> Given exercise:
In the records below, find each line with the word "generation" and copy it.

Items from a dataset
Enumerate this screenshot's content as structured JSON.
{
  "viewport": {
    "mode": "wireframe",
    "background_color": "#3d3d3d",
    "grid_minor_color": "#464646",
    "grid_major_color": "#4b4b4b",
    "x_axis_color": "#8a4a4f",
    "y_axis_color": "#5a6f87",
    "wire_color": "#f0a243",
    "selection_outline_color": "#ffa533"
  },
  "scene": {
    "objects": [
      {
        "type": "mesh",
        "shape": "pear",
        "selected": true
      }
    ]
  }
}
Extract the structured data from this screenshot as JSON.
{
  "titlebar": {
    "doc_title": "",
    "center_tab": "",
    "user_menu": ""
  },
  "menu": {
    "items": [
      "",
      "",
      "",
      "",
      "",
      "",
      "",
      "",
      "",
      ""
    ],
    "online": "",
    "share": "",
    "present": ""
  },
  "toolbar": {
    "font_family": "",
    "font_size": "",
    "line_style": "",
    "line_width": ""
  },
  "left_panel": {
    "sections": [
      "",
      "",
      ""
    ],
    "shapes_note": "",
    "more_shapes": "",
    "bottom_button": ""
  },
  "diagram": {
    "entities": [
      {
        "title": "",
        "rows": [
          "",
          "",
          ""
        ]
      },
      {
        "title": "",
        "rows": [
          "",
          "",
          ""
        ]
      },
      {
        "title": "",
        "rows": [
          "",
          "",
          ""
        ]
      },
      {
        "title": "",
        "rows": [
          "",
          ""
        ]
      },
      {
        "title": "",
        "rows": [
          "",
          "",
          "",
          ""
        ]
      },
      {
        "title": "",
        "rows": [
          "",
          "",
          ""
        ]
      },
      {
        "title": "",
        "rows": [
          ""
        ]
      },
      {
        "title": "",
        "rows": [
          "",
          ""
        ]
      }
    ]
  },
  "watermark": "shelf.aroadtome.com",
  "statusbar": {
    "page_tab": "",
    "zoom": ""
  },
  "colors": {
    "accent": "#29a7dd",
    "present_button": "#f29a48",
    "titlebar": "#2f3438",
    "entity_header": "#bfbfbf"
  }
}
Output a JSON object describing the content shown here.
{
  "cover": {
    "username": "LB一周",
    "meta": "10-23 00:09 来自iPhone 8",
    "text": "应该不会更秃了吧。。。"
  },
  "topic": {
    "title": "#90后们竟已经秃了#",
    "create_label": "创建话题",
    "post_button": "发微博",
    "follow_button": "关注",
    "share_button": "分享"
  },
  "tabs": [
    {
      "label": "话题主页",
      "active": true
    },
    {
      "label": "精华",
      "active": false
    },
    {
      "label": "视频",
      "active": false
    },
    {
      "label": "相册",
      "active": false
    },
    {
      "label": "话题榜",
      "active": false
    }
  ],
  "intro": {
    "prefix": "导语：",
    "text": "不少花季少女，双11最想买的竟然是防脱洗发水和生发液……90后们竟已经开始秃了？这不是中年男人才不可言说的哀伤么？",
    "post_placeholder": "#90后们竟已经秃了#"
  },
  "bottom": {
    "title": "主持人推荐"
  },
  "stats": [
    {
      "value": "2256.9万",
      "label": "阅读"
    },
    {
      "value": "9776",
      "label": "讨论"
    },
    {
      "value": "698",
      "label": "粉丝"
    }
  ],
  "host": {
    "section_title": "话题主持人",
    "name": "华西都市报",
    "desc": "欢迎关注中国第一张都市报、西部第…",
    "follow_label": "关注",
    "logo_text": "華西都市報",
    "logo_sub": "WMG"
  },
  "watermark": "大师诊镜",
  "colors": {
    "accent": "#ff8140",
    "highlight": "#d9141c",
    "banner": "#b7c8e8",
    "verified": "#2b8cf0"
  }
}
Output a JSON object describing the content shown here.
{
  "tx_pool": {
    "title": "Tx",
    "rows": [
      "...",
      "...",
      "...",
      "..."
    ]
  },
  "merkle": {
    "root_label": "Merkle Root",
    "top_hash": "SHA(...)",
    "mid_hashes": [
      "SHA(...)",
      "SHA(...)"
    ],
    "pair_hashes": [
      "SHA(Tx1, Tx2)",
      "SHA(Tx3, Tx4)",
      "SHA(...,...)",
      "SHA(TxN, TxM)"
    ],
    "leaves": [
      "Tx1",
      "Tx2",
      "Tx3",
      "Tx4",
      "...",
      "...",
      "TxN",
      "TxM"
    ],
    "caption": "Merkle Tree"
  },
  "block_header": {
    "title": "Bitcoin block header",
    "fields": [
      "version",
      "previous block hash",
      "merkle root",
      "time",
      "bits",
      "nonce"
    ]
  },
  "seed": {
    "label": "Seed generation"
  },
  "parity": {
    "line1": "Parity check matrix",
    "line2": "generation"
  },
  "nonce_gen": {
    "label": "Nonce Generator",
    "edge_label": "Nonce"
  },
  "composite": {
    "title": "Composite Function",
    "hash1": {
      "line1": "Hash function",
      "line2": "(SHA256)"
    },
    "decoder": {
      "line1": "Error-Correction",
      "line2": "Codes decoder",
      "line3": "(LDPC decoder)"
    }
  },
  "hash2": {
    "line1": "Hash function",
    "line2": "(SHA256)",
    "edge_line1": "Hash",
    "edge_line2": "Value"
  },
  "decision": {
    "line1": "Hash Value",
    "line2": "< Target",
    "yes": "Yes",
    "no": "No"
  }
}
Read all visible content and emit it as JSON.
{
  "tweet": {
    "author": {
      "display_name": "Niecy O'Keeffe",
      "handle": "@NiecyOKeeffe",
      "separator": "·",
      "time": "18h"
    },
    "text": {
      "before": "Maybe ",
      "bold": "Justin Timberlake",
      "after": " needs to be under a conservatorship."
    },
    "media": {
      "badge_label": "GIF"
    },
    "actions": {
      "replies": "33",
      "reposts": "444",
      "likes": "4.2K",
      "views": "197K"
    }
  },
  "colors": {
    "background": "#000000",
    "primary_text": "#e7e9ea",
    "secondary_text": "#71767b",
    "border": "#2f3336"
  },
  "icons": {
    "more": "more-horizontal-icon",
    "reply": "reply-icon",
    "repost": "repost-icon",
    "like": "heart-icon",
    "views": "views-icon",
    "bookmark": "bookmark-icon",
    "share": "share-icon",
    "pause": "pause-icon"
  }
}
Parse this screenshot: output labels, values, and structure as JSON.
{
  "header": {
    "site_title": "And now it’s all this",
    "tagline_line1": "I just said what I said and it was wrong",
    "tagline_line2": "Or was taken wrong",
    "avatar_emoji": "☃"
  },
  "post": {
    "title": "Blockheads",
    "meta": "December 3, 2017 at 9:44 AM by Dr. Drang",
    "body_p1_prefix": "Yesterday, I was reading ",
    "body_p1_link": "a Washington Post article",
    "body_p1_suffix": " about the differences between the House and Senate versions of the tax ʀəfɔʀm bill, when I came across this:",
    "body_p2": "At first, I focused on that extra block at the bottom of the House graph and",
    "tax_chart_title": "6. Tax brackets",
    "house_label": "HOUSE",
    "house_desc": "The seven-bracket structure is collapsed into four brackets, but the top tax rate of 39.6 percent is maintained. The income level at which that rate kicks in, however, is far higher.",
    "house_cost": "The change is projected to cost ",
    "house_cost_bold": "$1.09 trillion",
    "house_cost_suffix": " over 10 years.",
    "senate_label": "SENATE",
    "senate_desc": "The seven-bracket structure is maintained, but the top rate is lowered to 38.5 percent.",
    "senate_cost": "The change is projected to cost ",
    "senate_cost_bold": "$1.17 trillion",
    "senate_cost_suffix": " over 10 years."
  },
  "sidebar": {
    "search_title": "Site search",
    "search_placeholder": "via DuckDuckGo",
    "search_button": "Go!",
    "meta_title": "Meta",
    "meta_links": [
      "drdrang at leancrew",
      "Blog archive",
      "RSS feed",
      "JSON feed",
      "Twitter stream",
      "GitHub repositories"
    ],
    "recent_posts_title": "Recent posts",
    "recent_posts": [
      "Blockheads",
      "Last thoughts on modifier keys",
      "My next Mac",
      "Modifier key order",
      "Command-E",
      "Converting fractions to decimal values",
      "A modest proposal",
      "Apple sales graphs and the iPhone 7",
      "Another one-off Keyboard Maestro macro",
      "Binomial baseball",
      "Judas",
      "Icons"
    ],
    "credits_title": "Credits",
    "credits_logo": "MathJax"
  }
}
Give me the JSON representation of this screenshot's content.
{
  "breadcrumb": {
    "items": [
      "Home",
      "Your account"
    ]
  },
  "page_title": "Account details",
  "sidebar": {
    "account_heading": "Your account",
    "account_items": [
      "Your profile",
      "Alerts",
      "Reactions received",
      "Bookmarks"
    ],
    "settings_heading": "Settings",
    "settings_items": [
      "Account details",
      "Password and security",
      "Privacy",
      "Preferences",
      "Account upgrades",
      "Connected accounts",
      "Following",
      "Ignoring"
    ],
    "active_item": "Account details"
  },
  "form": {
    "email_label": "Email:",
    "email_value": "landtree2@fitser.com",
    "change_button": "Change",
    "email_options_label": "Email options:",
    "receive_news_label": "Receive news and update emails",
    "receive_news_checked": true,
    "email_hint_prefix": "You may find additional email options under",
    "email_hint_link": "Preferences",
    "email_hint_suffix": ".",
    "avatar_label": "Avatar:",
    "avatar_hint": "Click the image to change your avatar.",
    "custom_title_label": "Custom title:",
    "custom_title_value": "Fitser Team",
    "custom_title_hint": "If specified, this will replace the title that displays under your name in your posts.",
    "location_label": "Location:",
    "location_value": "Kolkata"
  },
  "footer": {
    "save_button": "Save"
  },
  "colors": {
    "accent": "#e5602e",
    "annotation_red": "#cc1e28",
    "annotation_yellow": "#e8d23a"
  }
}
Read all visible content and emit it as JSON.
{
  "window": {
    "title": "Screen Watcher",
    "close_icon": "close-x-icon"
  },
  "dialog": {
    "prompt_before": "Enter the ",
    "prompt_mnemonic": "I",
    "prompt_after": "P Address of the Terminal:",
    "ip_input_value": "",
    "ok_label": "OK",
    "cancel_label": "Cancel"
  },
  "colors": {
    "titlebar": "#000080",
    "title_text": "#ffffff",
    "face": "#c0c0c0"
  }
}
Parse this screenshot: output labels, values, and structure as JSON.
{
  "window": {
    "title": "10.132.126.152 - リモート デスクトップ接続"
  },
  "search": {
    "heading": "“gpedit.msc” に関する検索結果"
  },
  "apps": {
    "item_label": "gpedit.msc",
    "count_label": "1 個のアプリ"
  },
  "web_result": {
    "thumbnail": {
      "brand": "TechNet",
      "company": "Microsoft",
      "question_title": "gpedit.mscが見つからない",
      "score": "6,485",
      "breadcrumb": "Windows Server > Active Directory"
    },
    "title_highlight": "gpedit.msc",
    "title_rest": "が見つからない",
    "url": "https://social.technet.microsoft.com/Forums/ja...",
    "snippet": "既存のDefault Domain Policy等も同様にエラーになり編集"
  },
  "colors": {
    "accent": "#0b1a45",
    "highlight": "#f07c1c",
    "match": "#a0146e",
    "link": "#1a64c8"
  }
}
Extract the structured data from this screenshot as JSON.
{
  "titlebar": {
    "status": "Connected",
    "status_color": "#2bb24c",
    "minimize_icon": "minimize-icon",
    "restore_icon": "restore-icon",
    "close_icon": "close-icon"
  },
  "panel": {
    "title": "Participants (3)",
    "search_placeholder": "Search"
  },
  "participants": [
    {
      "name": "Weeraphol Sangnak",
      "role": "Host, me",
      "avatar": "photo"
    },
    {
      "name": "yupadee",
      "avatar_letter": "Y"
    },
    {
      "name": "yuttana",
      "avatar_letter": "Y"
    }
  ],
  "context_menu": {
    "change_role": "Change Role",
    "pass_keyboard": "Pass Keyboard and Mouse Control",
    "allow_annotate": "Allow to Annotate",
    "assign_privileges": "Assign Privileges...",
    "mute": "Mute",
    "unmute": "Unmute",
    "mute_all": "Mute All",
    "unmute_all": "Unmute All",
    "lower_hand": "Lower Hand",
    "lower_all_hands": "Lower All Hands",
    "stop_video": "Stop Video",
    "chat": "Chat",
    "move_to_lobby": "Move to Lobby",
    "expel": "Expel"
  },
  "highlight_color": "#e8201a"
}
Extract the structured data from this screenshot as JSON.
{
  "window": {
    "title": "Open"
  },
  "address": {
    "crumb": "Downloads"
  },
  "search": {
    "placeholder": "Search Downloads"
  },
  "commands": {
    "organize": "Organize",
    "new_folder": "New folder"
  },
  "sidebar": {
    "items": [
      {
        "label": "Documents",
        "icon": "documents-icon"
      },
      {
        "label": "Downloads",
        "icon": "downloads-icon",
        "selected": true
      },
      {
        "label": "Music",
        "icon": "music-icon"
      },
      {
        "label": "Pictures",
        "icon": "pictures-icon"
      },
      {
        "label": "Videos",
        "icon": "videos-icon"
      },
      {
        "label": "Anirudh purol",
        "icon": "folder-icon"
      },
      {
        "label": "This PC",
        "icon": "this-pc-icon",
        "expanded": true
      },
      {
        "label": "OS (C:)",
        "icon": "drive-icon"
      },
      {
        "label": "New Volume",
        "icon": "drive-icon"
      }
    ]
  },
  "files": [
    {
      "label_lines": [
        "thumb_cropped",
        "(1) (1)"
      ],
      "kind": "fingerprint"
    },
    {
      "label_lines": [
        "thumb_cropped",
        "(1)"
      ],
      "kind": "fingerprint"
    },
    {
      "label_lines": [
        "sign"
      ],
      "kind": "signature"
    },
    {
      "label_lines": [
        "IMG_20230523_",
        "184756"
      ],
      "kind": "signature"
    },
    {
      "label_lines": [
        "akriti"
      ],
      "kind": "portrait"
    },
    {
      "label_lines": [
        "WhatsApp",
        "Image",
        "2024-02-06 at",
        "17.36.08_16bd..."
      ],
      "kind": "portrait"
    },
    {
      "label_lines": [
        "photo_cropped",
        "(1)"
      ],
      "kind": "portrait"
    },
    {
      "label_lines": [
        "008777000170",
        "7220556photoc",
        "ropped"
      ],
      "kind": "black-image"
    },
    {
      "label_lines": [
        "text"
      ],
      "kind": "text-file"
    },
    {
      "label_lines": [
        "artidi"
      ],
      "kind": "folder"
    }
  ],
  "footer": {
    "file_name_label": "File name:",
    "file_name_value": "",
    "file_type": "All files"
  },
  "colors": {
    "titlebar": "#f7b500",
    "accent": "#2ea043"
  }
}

> Output of the task:
    "label": "Seed generation"
    "line2": "generation"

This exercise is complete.